• [What the exercise asks] Below you will find a set of lines. Repeat them all exactly.

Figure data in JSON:
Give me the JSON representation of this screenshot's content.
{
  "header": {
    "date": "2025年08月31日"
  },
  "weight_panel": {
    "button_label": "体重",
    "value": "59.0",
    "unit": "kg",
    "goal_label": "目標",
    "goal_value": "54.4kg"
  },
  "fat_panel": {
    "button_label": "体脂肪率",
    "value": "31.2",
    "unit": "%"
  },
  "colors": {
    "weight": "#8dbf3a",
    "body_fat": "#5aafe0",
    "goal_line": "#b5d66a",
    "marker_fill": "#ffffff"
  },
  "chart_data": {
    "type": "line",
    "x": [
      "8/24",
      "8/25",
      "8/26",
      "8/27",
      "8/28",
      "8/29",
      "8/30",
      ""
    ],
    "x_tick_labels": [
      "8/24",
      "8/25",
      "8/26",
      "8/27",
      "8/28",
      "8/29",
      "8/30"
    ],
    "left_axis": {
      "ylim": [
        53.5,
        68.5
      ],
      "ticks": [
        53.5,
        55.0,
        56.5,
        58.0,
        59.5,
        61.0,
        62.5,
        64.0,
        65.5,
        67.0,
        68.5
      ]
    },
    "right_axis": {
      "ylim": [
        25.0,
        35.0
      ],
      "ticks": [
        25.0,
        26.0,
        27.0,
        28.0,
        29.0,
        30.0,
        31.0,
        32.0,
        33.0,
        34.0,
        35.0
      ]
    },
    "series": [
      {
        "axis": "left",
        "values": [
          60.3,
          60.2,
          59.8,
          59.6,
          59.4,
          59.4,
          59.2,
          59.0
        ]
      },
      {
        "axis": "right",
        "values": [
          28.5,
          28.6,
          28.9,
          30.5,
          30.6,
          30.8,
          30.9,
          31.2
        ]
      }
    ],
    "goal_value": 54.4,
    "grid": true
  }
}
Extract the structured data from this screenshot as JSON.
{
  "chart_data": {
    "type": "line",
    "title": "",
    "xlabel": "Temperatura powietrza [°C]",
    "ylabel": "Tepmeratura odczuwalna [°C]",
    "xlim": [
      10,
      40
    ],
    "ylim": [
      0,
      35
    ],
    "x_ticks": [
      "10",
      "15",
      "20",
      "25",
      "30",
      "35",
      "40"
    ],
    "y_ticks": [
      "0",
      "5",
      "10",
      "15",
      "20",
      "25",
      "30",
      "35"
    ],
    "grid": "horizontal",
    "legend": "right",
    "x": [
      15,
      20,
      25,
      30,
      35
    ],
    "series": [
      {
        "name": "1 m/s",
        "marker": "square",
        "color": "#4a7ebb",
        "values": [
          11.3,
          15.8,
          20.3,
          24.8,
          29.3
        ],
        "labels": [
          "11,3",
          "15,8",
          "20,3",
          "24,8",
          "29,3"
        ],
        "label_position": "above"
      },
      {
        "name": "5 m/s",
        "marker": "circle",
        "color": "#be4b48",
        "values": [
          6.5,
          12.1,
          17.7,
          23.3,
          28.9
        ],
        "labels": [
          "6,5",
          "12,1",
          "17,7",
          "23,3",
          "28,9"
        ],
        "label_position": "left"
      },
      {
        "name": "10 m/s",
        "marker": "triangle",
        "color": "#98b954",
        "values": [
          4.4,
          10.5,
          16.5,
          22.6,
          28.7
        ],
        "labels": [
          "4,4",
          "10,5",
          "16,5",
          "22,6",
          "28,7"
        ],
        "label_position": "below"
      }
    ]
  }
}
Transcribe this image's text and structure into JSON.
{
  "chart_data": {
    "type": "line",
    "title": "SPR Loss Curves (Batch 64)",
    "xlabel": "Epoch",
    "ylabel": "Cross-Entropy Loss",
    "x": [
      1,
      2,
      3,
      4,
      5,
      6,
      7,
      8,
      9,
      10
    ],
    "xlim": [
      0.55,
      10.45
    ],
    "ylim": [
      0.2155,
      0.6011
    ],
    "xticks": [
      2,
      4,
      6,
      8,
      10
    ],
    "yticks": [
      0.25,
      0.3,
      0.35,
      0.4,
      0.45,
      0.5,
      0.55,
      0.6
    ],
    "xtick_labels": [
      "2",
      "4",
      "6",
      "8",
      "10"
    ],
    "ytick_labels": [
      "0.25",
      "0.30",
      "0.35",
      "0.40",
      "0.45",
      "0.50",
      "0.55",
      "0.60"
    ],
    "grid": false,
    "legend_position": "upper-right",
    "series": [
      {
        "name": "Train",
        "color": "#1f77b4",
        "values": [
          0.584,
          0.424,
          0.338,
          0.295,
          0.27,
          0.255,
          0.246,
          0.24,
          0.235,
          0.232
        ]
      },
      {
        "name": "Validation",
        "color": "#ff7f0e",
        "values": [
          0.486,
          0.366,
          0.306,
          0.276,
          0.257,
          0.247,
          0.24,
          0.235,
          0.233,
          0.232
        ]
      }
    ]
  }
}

• [Written solution]
Give me the JSON representation of this screenshot's content.
{
  "header": {
    "date": "2025年08月31日"
  },
  "weight_panel": {
    "button_label": "体重",
    "value": "59.0",
    "unit": "kg",
    "goal_label": "目標",
    "goal_value": "54.4kg"
  },
  "fat_panel": {
    "button_label": "体脂肪率",
    "value": "31.2",
    "unit": "%"
  },
  "colors": {
    "weight": "#8dbf3a",
    "body_fat": "#5aafe0",
    "goal_line": "#b5d66a",
    "marker_fill": "#ffffff"
  },
  "chart_data": {
    "type": "line",
    "x": [
      "8/24",
      "8/25",
      "8/26",
      "8/27",
      "8/28",
      "8/29",
      "8/30",
      ""
    ],
    "x_tick_labels": [
      "8/24",
      "8/25",
      "8/26",
      "8/27",
      "8/28",
      "8/29",
      "8/30"
    ],
    "left_axis": {
      "ylim": [
        53.5,
        68.5
      ],
      "ticks": [
        53.5,
        55.0,
        56.5,
        58.0,
        59.5,
        61.0,
        62.5,
        64.0,
        65.5,
        67.0,
        68.5
      ]
    },
    "right_axis": {
      "ylim": [
        25.0,
        35.0
      ],
      "ticks": [
        25.0,
        26.0,
        27.0,
        28.0,
        29.0,
        30.0,
        31.0,
        32.0,
        33.0,
        34.0,
        35.0
      ]
    },
    "series": [
      {
        "axis": "left",
        "values": [
          60.3,
          60.2,
          59.8,
          59.6,
          59.4,
          59.4,
          59.2,
          59.0
        ]
      },
      {
        "axis": "right",
        "values": [
          28.5,
          28.6,
          28.9,
          30.5,
          30.6,
          30.8,
          30.9,
          31.2
        ]
      }
    ],
    "goal_value": 54.4,
    "grid": true
  }
}
Extract the structured data from this screenshot as JSON.
{
  "chart_data": {
    "type": "line",
    "title": "",
    "xlabel": "Temperatura powietrza [°C]",
    "ylabel": "Tepmeratura odczuwalna [°C]",
    "xlim": [
      10,
      40
    ],
    "ylim": [
      0,
      35
    ],
    "x_ticks": [
      "10",
      "15",
      "20",
      "25",
      "30",
      "35",
      "40"
    ],
    "y_ticks": [
      "0",
      "5",
      "10",
      "15",
      "20",
      "25",
      "30",
      "35"
    ],
    "grid": "horizontal",
    "legend": "right",
    "x": [
      15,
      20,
      25,
      30,
      35
    ],
    "series": [
      {
        "name": "1 m/s",
        "marker": "square",
        "color": "#4a7ebb",
        "values": [
          11.3,
          15.8,
          20.3,
          24.8,
          29.3
        ],
        "labels": [
          "11,3",
          "15,8",
          "20,3",
          "24,8",
          "29,3"
        ],
        "label_position": "above"
      },
      {
        "name": "5 m/s",
        "marker": "circle",
        "color": "#be4b48",
        "values": [
          6.5,
          12.1,
          17.7,
          23.3,
          28.9
        ],
        "labels": [
          "6,5",
          "12,1",
          "17,7",
          "23,3",
          "28,9"
        ],
        "label_position": "left"
      },
      {
        "name": "10 m/s",
        "marker": "triangle",
        "color": "#98b954",
        "values": [
          4.4,
          10.5,
          16.5,
          22.6,
          28.7
        ],
        "labels": [
          "4,4",
          "10,5",
          "16,5",
          "22,6",
          "28,7"
        ],
        "label_position": "below"
      }
    ]
  }
}
Transcribe this image's text and structure into JSON.
{
  "chart_data": {
    "type": "line",
    "title": "SPR Loss Curves (Batch 64)",
    "xlabel": "Epoch",
    "ylabel": "Cross-Entropy Loss",
    "x": [
      1,
      2,
      3,
      4,
      5,
      6,
      7,
      8,
      9,
      10
    ],
    "xlim": [
      0.55,
      10.45
    ],
    "ylim": [
      0.2155,
      0.6011
    ],
    "xticks": [
      2,
      4,
      6,
      8,
      10
    ],
    "yticks": [
      0.25,
      0.3,
      0.35,
      0.4,
      0.45,
      0.5,
      0.55,
      0.6
    ],
    "xtick_labels": [
      "2",
      "4",
      "6",
      "8",
      "10"
    ],
    "ytick_labels": [
      "0.25",
      "0.30",
      "0.35",
      "0.40",
      "0.45",
      "0.50",
      "0.55",
      "0.60"
    ],
    "grid": false,
    "legend_position": "upper-right",
    "series": [
      {
        "name": "Train",
        "color": "#1f77b4",
        "values": [
          0.584,
          0.424,
          0.338,
          0.295,
          0.27,
          0.255,
          0.246,
          0.24,
          0.235,
          0.232
        ]
      },
      {
        "name": "Validation",
        "color": "#ff7f0e",
        "values": [
          0.486,
          0.366,
          0.306,
          0.276,
          0.257,
          0.247,
          0.24,
          0.235,
          0.233,
          0.232
        ]
      }
    ]
  }
}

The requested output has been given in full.